[Figure collection entries]

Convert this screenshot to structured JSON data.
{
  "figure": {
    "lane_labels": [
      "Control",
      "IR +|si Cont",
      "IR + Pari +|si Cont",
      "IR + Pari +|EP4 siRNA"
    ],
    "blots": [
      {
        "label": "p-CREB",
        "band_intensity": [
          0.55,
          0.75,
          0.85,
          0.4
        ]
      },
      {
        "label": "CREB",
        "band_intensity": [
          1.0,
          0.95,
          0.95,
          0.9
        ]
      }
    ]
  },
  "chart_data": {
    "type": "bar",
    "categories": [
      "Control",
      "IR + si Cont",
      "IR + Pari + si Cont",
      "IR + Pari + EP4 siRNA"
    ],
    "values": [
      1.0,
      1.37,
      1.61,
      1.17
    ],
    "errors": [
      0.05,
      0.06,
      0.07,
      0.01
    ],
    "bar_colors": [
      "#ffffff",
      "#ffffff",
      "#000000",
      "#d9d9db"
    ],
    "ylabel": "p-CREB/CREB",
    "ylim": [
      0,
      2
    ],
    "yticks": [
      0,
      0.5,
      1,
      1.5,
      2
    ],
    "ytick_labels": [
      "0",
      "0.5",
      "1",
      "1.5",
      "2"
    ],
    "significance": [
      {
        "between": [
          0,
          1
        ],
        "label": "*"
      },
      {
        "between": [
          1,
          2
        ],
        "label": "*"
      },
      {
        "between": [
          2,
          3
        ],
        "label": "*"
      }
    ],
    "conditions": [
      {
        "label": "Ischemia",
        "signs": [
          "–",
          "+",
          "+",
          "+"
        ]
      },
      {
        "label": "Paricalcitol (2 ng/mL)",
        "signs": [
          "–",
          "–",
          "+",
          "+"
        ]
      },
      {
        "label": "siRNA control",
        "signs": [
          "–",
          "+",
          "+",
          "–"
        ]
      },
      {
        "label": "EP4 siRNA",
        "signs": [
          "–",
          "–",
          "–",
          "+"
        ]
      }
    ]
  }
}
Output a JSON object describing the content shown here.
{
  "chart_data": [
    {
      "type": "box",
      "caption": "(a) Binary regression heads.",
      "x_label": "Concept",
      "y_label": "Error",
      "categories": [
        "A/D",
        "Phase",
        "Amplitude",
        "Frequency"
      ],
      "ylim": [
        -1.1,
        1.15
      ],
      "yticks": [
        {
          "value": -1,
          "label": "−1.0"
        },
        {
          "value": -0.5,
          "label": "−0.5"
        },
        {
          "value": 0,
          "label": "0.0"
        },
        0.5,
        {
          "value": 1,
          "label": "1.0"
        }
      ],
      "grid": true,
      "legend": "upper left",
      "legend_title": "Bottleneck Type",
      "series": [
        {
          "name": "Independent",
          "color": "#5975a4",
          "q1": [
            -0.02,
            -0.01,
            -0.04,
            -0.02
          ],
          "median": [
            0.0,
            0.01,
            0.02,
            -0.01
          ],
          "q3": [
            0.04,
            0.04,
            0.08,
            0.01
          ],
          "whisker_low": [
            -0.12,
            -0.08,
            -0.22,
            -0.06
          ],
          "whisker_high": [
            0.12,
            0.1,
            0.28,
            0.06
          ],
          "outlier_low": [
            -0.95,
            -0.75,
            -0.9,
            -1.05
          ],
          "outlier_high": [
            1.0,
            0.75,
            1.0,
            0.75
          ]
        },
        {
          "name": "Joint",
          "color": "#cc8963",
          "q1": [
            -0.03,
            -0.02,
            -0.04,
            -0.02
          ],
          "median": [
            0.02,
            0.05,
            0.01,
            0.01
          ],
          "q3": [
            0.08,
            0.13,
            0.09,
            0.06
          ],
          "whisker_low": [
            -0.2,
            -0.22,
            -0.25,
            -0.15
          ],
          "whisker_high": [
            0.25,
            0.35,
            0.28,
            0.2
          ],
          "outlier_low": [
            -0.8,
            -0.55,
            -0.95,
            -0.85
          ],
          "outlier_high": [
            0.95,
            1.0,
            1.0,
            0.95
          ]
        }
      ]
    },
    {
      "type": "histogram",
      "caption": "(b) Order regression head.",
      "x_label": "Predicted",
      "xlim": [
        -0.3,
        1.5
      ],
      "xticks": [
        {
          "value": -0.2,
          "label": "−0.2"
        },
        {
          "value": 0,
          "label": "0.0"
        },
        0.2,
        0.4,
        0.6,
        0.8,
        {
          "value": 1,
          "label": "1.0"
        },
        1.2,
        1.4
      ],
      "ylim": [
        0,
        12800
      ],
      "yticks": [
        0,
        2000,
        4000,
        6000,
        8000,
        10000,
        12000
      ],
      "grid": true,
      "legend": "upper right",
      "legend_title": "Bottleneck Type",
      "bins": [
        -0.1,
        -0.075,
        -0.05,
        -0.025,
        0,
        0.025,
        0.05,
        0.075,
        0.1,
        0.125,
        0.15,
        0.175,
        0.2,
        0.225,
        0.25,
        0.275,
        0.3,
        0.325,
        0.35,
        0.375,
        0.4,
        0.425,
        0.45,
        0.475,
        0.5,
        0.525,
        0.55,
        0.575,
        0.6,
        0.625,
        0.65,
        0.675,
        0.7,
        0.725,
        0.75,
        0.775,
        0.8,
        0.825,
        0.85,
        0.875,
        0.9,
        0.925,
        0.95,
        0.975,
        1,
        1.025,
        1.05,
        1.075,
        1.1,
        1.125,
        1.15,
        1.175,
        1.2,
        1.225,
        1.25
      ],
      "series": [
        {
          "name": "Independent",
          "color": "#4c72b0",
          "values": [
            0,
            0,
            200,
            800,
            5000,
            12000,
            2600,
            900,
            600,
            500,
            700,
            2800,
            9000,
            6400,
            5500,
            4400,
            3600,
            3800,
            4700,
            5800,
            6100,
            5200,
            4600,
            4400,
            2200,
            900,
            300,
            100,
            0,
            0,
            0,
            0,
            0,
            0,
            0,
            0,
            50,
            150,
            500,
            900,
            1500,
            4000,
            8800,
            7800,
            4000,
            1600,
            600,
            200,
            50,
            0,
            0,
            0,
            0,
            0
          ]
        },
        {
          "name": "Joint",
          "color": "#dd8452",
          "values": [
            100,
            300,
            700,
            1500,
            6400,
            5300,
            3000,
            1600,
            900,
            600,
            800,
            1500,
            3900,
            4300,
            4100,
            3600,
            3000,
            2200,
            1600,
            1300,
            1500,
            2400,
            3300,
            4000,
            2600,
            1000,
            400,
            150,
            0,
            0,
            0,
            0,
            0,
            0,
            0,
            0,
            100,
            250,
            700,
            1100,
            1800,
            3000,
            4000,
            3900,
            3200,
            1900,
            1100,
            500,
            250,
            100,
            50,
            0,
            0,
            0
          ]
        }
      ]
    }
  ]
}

● Directive
Word for word, write out the data.

● Response for this exercise
Convert this screenshot to structured JSON data.
{
  "figure": {
    "lane_labels": [
      "Control",
      "IR +|si Cont",
      "IR + Pari +|si Cont",
      "IR + Pari +|EP4 siRNA"
    ],
    "blots": [
      {
        "label": "p-CREB",
        "band_intensity": [
          0.55,
          0.75,
          0.85,
          0.4
        ]
      },
      {
        "label": "CREB",
        "band_intensity": [
          1.0,
          0.95,
          0.95,
          0.9
        ]
      }
    ]
  },
  "chart_data": {
    "type": "bar",
    "categories": [
      "Control",
      "IR + si Cont",
      "IR + Pari + si Cont",
      "IR + Pari + EP4 siRNA"
    ],
    "values": [
      1.0,
      1.37,
      1.61,
      1.17
    ],
    "errors": [
      0.05,
      0.06,
      0.07,
      0.01
    ],
    "bar_colors": [
      "#ffffff",
      "#ffffff",
      "#000000",
      "#d9d9db"
    ],
    "ylabel": "p-CREB/CREB",
    "ylim": [
      0,
      2
    ],
    "yticks": [
      0,
      0.5,
      1,
      1.5,
      2
    ],
    "ytick_labels": [
      "0",
      "0.5",
      "1",
      "1.5",
      "2"
    ],
    "significance": [
      {
        "between": [
          0,
          1
        ],
        "label": "*"
      },
      {
        "between": [
          1,
          2
        ],
        "label": "*"
      },
      {
        "between": [
          2,
          3
        ],
        "label": "*"
      }
    ],
    "conditions": [
      {
        "label": "Ischemia",
        "signs": [
          "–",
          "+",
          "+",
          "+"
        ]
      },
      {
        "label": "Paricalcitol (2 ng/mL)",
        "signs": [
          "–",
          "–",
          "+",
          "+"
        ]
      },
      {
        "label": "siRNA control",
        "signs": [
          "–",
          "+",
          "+",
          "–"
        ]
      },
      {
        "label": "EP4 siRNA",
        "signs": [
          "–",
          "–",
          "–",
          "+"
        ]
      }
    ]
  }
}
Output a JSON object describing the content shown here.
{
  "chart_data": [
    {
      "type": "box",
      "caption": "(a) Binary regression heads.",
      "x_label": "Concept",
      "y_label": "Error",
      "categories": [
        "A/D",
        "Phase",
        "Amplitude",
        "Frequency"
      ],
      "ylim": [
        -1.1,
        1.15
      ],
      "yticks": [
        {
          "value": -1,
          "label": "−1.0"
        },
        {
          "value": -0.5,
          "label": "−0.5"
        },
        {
          "value": 0,
          "label": "0.0"
        },
        0.5,
        {
          "value": 1,
          "label": "1.0"
        }
      ],
      "grid": true,
      "legend": "upper left",
      "legend_title": "Bottleneck Type",
      "series": [
        {
          "name": "Independent",
          "color": "#5975a4",
          "q1": [
            -0.02,
            -0.01,
            -0.04,
            -0.02
          ],
          "median": [
            0.0,
            0.01,
            0.02,
            -0.01
          ],
          "q3": [
            0.04,
            0.04,
            0.08,
            0.01
          ],
          "whisker_low": [
            -0.12,
            -0.08,
            -0.22,
            -0.06
          ],
          "whisker_high": [
            0.12,
            0.1,
            0.28,
            0.06
          ],
          "outlier_low": [
            -0.95,
            -0.75,
            -0.9,
            -1.05
          ],
          "outlier_high": [
            1.0,
            0.75,
            1.0,
            0.75
          ]
        },
        {
          "name": "Joint",
          "color": "#cc8963",
          "q1": [
            -0.03,
            -0.02,
            -0.04,
            -0.02
          ],
          "median": [
            0.02,
            0.05,
            0.01,
            0.01
          ],
          "q3": [
            0.08,
            0.13,
            0.09,
            0.06
          ],
          "whisker_low": [
            -0.2,
            -0.22,
            -0.25,
            -0.15
          ],
          "whisker_high": [
            0.25,
            0.35,
            0.28,
            0.2
          ],
          "outlier_low": [
            -0.8,
            -0.55,
            -0.95,
            -0.85
          ],
          "outlier_high": [
            0.95,
            1.0,
            1.0,
            0.95
          ]
        }
      ]
    },
    {
      "type": "histogram",
      "caption": "(b) Order regression head.",
      "x_label": "Predicted",
      "xlim": [
        -0.3,
        1.5
      ],
      "xticks": [
        {
          "value": -0.2,
          "label": "−0.2"
        },
        {
          "value": 0,
          "label": "0.0"
        },
        0.2,
        0.4,
        0.6,
        0.8,
        {
          "value": 1,
          "label": "1.0"
        },
        1.2,
        1.4
      ],
      "ylim": [
        0,
        12800
      ],
      "yticks": [
        0,
        2000,
        4000,
        6000,
        8000,
        10000,
        12000
      ],
      "grid": true,
      "legend": "upper right",
      "legend_title": "Bottleneck Type",
      "bins": [
        -0.1,
        -0.075,
        -0.05,
        -0.025,
        0,
        0.025,
        0.05,
        0.075,
        0.1,
        0.125,
        0.15,
        0.175,
        0.2,
        0.225,
        0.25,
        0.275,
        0.3,
        0.325,
        0.35,
        0.375,
        0.4,
        0.425,
        0.45,
        0.475,
        0.5,
        0.525,
        0.55,
        0.575,
        0.6,
        0.625,
        0.65,
        0.675,
        0.7,
        0.725,
        0.75,
        0.775,
        0.8,
        0.825,
        0.85,
        0.875,
        0.9,
        0.925,
        0.95,
        0.975,
        1,
        1.025,
        1.05,
        1.075,
        1.1,
        1.125,
        1.15,
        1.175,
        1.2,
        1.225,
        1.25
      ],
      "series": [
        {
          "name": "Independent",
          "color": "#4c72b0",
          "values": [
            0,
            0,
            200,
            800,
            5000,
            12000,
            2600,
            900,
            600,
            500,
            700,
            2800,
            9000,
            6400,
            5500,
            4400,
            3600,
            3800,
            4700,
            5800,
            6100,
            5200,
            4600,
            4400,
            2200,
            900,
            300,
            100,
            0,
            0,
            0,
            0,
            0,
            0,
            0,
            0,
            50,
            150,
            500,
            900,
            1500,
            4000,
            8800,
            7800,
            4000,
            1600,
            600,
            200,
            50,
            0,
            0,
            0,
            0,
            0
          ]
        },
        {
          "name": "Joint",
          "color": "#dd8452",
          "values": [
            100,
            300,
            700,
            1500,
            6400,
            5300,
            3000,
            1600,
            900,
            600,
            800,
            1500,
            3900,
            4300,
            4100,
            3600,
            3000,
            2200,
            1600,
            1300,
            1500,
            2400,
            3300,
            4000,
            2600,
            1000,
            400,
            150,
            0,
            0,
            0,
            0,
            0,
            0,
            0,
            0,
            100,
            250,
            700,
            1100,
            1800,
            3000,
            4000,
            3900,
            3200,
            1900,
            1100,
            500,
            250,
            100,
            50,
            0,
            0,
            0
          ]
        }
      ]
    }
  ]
}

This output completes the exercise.